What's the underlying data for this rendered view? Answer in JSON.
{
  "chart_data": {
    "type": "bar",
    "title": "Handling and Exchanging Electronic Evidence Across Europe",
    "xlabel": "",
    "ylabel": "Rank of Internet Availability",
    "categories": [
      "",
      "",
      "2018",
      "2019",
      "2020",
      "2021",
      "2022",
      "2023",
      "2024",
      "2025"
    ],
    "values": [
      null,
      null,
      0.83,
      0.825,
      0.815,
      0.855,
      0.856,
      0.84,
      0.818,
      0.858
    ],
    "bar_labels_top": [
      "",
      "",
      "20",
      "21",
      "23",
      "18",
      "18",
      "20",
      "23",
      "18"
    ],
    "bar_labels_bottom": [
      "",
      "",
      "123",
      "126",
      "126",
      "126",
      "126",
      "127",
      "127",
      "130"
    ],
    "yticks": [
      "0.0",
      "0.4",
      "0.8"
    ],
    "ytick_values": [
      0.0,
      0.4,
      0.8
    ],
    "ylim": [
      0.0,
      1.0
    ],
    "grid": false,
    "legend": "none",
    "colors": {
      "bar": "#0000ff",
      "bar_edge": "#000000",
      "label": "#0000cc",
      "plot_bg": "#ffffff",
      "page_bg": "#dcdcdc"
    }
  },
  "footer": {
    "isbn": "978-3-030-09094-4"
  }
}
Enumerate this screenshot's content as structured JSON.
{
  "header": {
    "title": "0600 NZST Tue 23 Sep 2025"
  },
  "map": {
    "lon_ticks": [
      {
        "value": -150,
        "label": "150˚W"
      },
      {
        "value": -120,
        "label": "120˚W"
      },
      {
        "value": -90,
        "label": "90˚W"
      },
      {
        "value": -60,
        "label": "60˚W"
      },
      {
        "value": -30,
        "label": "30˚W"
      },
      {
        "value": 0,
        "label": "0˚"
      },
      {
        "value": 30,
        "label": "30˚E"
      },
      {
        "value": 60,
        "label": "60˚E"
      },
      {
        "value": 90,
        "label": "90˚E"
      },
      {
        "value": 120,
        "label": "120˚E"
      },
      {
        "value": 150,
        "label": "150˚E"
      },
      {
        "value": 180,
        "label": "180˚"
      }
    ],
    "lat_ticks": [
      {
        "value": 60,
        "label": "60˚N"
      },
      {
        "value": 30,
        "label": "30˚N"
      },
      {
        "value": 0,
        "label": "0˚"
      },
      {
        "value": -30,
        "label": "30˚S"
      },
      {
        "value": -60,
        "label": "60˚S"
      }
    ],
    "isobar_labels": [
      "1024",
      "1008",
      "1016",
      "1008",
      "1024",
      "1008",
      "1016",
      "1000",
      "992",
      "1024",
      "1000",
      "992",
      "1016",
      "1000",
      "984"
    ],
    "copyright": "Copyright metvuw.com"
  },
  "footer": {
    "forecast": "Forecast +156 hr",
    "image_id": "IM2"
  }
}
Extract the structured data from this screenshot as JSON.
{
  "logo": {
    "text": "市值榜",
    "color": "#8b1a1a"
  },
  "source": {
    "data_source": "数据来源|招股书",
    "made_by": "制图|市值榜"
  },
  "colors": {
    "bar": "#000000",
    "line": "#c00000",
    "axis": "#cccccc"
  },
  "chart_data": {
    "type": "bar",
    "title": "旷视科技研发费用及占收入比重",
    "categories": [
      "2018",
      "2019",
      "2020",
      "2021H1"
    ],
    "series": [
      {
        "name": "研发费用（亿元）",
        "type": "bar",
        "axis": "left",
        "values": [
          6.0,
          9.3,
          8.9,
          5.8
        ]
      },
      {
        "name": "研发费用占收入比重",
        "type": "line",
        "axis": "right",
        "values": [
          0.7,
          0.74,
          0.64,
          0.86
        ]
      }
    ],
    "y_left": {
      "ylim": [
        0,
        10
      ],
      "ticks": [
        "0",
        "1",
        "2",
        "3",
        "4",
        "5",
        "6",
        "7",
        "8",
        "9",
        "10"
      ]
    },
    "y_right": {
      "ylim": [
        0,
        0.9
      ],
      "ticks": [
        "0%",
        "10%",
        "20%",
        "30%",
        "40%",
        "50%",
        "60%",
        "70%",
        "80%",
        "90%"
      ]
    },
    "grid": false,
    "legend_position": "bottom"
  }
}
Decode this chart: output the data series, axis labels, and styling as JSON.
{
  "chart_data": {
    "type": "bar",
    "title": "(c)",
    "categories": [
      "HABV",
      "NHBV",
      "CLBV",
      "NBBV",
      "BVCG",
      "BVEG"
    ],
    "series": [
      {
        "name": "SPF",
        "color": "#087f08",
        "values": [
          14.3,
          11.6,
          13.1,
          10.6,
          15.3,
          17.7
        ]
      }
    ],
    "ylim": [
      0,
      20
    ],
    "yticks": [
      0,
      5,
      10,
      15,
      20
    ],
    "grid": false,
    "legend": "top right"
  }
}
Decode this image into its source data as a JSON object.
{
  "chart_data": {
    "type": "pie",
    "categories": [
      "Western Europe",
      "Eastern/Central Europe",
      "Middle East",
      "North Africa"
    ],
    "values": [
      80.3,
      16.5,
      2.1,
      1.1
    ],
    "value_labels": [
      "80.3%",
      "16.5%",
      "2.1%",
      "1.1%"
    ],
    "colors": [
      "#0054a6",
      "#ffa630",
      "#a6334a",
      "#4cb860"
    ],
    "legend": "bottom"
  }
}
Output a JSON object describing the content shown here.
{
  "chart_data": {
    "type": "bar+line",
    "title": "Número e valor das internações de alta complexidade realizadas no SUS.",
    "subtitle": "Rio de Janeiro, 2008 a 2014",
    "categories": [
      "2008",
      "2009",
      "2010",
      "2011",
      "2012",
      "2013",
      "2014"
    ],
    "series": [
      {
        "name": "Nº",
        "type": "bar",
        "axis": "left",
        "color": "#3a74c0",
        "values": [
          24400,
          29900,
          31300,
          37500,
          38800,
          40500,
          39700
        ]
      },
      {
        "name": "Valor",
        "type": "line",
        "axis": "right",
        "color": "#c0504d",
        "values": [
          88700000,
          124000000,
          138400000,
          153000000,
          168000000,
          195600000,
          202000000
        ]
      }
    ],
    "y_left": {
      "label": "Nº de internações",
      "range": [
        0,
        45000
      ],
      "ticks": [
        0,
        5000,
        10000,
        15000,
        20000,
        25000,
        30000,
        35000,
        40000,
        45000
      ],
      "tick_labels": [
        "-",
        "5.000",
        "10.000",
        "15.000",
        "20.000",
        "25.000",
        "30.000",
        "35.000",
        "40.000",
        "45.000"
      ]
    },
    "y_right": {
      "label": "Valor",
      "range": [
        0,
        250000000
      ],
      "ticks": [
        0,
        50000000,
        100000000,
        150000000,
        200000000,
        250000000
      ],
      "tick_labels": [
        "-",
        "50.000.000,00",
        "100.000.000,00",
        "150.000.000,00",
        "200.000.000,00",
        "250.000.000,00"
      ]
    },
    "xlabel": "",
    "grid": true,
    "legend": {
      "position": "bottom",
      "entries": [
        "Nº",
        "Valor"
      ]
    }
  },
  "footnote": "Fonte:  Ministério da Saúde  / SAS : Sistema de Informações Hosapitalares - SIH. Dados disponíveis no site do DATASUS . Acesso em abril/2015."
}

________________________________________

*Instructions for the task*: Give an exact repetition of all the material.

*Solution to the exercise*:
What's the underlying data for this rendered view? Answer in JSON.
{
  "chart_data": {
    "type": "bar",
    "title": "Handling and Exchanging Electronic Evidence Across Europe",
    "xlabel": "",
    "ylabel": "Rank of Internet Availability",
    "categories": [
      "",
      "",
      "2018",
      "2019",
      "2020",
      "2021",
      "2022",
      "2023",
      "2024",
      "2025"
    ],
    "values": [
      null,
      null,
      0.83,
      0.825,
      0.815,
      0.855,
      0.856,
      0.84,
      0.818,
      0.858
    ],
    "bar_labels_top": [
      "",
      "",
      "20",
      "21",
      "23",
      "18",
      "18",
      "20",
      "23",
      "18"
    ],
    "bar_labels_bottom": [
      "",
      "",
      "123",
      "126",
      "126",
      "126",
      "126",
      "127",
      "127",
      "130"
    ],
    "yticks": [
      "0.0",
      "0.4",
      "0.8"
    ],
    "ytick_values": [
      0.0,
      0.4,
      0.8
    ],
    "ylim": [
      0.0,
      1.0
    ],
    "grid": false,
    "legend": "none",
    "colors": {
      "bar": "#0000ff",
      "bar_edge": "#000000",
      "label": "#0000cc",
      "plot_bg": "#ffffff",
      "page_bg": "#dcdcdc"
    }
  },
  "footer": {
    "isbn": "978-3-030-09094-4"
  }
}
Enumerate this screenshot's content as structured JSON.
{
  "header": {
    "title": "0600 NZST Tue 23 Sep 2025"
  },
  "map": {
    "lon_ticks": [
      {
        "value": -150,
        "label": "150˚W"
      },
      {
        "value": -120,
        "label": "120˚W"
      },
      {
        "value": -90,
        "label": "90˚W"
      },
      {
        "value": -60,
        "label": "60˚W"
      },
      {
        "value": -30,
        "label": "30˚W"
      },
      {
        "value": 0,
        "label": "0˚"
      },
      {
        "value": 30,
        "label": "30˚E"
      },
      {
        "value": 60,
        "label": "60˚E"
      },
      {
        "value": 90,
        "label": "90˚E"
      },
      {
        "value": 120,
        "label": "120˚E"
      },
      {
        "value": 150,
        "label": "150˚E"
      },
      {
        "value": 180,
        "label": "180˚"
      }
    ],
    "lat_ticks": [
      {
        "value": 60,
        "label": "60˚N"
      },
      {
        "value": 30,
        "label": "30˚N"
      },
      {
        "value": 0,
        "label": "0˚"
      },
      {
        "value": -30,
        "label": "30˚S"
      },
      {
        "value": -60,
        "label": "60˚S"
      }
    ],
    "isobar_labels": [
      "1024",
      "1008",
      "1016",
      "1008",
      "1024",
      "1008",
      "1016",
      "1000",
      "992",
      "1024",
      "1000",
      "992",
      "1016",
      "1000",
      "984"
    ],
    "copyright": "Copyright metvuw.com"
  },
  "footer": {
    "forecast": "Forecast +156 hr",
    "image_id": "IM2"
  }
}
Extract the structured data from this screenshot as JSON.
{
  "logo": {
    "text": "市值榜",
    "color": "#8b1a1a"
  },
  "source": {
    "data_source": "数据来源|招股书",
    "made_by": "制图|市值榜"
  },
  "colors": {
    "bar": "#000000",
    "line": "#c00000",
    "axis": "#cccccc"
  },
  "chart_data": {
    "type": "bar",
    "title": "旷视科技研发费用及占收入比重",
    "categories": [
      "2018",
      "2019",
      "2020",
      "2021H1"
    ],
    "series": [
      {
        "name": "研发费用（亿元）",
        "type": "bar",
        "axis": "left",
        "values": [
          6.0,
          9.3,
          8.9,
          5.8
        ]
      },
      {
        "name": "研发费用占收入比重",
        "type": "line",
        "axis": "right",
        "values": [
          0.7,
          0.74,
          0.64,
          0.86
        ]
      }
    ],
    "y_left": {
      "ylim": [
        0,
        10
      ],
      "ticks": [
        "0",
        "1",
        "2",
        "3",
        "4",
        "5",
        "6",
        "7",
        "8",
        "9",
        "10"
      ]
    },
    "y_right": {
      "ylim": [
        0,
        0.9
      ],
      "ticks": [
        "0%",
        "10%",
        "20%",
        "30%",
        "40%",
        "50%",
        "60%",
        "70%",
        "80%",
        "90%"
      ]
    },
    "grid": false,
    "legend_position": "bottom"
  }
}
Decode this chart: output the data series, axis labels, and styling as JSON.
{
  "chart_data": {
    "type": "bar",
    "title": "(c)",
    "categories": [
      "HABV",
      "NHBV",
      "CLBV",
      "NBBV",
      "BVCG",
      "BVEG"
    ],
    "series": [
      {
        "name": "SPF",
        "color": "#087f08",
        "values": [
          14.3,
          11.6,
          13.1,
          10.6,
          15.3,
          17.7
        ]
      }
    ],
    "ylim": [
      0,
      20
    ],
    "yticks": [
      0,
      5,
      10,
      15,
      20
    ],
    "grid": false,
    "legend": "top right"
  }
}
Decode this image into its source data as a JSON object.
{
  "chart_data": {
    "type": "pie",
    "categories": [
      "Western Europe",
      "Eastern/Central Europe",
      "Middle East",
      "North Africa"
    ],
    "values": [
      80.3,
      16.5,
      2.1,
      1.1
    ],
    "value_labels": [
      "80.3%",
      "16.5%",
      "2.1%",
      "1.1%"
    ],
    "colors": [
      "#0054a6",
      "#ffa630",
      "#a6334a",
      "#4cb860"
    ],
    "legend": "bottom"
  }
}
Output a JSON object describing the content shown here.
{
  "chart_data": {
    "type": "bar+line",
    "title": "Número e valor das internações de alta complexidade realizadas no SUS.",
    "subtitle": "Rio de Janeiro, 2008 a 2014",
    "categories": [
      "2008",
      "2009",
      "2010",
      "2011",
      "2012",
      "2013",
      "2014"
    ],
    "series": [
      {
        "name": "Nº",
        "type": "bar",
        "axis": "left",
        "color": "#3a74c0",
        "values": [
          24400,
          29900,
          31300,
          37500,
          38800,
          40500,
          39700
        ]
      },
      {
        "name": "Valor",
        "type": "line",
        "axis": "right",
        "color": "#c0504d",
        "values": [
          88700000,
          124000000,
          138400000,
          153000000,
          168000000,
          195600000,
          202000000
        ]
      }
    ],
    "y_left": {
      "label": "Nº de internações",
      "range": [
        0,
        45000
      ],
      "ticks": [
        0,
        5000,
        10000,
        15000,
        20000,
        25000,
        30000,
        35000,
        40000,
        45000
      ],
      "tick_labels": [
        "-",
        "5.000",
        "10.000",
        "15.000",
        "20.000",
        "25.000",
        "30.000",
        "35.000",
        "40.000",
        "45.000"
      ]
    },
    "y_right": {
      "label": "Valor",
      "range": [
        0,
        250000000
      ],
      "ticks": [
        0,
        50000000,
        100000000,
        150000000,
        200000000,
        250000000
      ],
      "tick_labels": [
        "-",
        "50.000.000,00",
        "100.000.000,00",
        "150.000.000,00",
        "200.000.000,00",
        "250.000.000,00"
      ]
    },
    "xlabel": "",
    "grid": true,
    "legend": {
      "position": "bottom",
      "entries": [
        "Nº",
        "Valor"
      ]
    }
  },
  "footnote": "Fonte:  Ministério da Saúde  / SAS : Sistema de Informações Hosapitalares - SIH. Dados disponíveis no site do DATASUS . Acesso em abril/2015."
}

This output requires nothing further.